_Exercise directions_. Transcribe the records that follow, preserving every word.

_Extracts from a graphics dataset_.
======
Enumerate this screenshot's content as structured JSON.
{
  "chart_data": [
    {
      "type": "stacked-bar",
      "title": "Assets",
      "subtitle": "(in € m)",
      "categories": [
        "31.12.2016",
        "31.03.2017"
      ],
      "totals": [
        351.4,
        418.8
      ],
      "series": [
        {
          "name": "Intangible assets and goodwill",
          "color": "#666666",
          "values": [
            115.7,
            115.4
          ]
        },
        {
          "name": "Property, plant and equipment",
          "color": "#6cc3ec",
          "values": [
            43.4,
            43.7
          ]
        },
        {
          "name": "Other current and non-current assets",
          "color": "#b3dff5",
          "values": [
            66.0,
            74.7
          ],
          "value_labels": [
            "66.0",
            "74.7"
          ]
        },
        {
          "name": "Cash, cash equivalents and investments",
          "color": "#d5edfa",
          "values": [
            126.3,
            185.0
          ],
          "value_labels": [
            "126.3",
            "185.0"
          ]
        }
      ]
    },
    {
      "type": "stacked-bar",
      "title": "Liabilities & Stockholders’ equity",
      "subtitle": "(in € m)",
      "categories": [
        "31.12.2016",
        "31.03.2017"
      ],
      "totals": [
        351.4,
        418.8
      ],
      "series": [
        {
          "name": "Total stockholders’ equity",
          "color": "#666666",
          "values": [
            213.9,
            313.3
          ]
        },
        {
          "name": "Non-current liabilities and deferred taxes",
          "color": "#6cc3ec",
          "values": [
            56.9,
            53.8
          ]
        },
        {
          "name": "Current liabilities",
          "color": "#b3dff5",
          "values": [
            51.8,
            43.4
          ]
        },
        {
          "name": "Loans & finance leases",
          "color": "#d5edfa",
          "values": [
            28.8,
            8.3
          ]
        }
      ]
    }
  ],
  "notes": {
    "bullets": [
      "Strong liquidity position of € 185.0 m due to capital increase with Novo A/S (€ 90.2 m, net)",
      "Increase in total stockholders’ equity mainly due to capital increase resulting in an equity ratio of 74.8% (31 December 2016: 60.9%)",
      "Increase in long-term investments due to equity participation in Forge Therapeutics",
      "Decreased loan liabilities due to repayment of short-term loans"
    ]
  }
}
======
_Solved problem_.
Enumerate this screenshot's content as structured JSON.
{
  "chart_data": [
    {
      "type": "stacked-bar",
      "title": "Assets",
      "subtitle": "(in € m)",
      "categories": [
        "31.12.2016",
        "31.03.2017"
      ],
      "totals": [
        351.4,
        418.8
      ],
      "series": [
        {
          "name": "Intangible assets and goodwill",
          "color": "#666666",
          "values": [
            115.7,
            115.4
          ]
        },
        {
          "name": "Property, plant and equipment",
          "color": "#6cc3ec",
          "values": [
            43.4,
            43.7
          ]
        },
        {
          "name": "Other current and non-current assets",
          "color": "#b3dff5",
          "values": [
            66.0,
            74.7
          ],
          "value_labels": [
            "66.0",
            "74.7"
          ]
        },
        {
          "name": "Cash, cash equivalents and investments",
          "color": "#d5edfa",
          "values": [
            126.3,
            185.0
          ],
          "value_labels": [
            "126.3",
            "185.0"
          ]
        }
      ]
    },
    {
      "type": "stacked-bar",
      "title": "Liabilities & Stockholders’ equity",
      "subtitle": "(in € m)",
      "categories": [
        "31.12.2016",
        "31.03.2017"
      ],
      "totals": [
        351.4,
        418.8
      ],
      "series": [
        {
          "name": "Total stockholders’ equity",
          "color": "#666666",
          "values": [
            213.9,
            313.3
          ]
        },
        {
          "name": "Non-current liabilities and deferred taxes",
          "color": "#6cc3ec",
          "values": [
            56.9,
            53.8
          ]
        },
        {
          "name": "Current liabilities",
          "color": "#b3dff5",
          "values": [
            51.8,
            43.4
          ]
        },
        {
          "name": "Loans & finance leases",
          "color": "#d5edfa",
          "values": [
            28.8,
            8.3
          ]
        }
      ]
    }
  ],
  "notes": {
    "bullets": [
      "Strong liquidity position of € 185.0 m due to capital increase with Novo A/S (€ 90.2 m, net)",
      "Increase in total stockholders’ equity mainly due to capital increase resulting in an equity ratio of 74.8% (31 December 2016: 60.9%)",
      "Increase in long-term investments due to equity participation in Forge Therapeutics",
      "Decreased loan liabilities due to repayment of short-term loans"
    ]
  }
}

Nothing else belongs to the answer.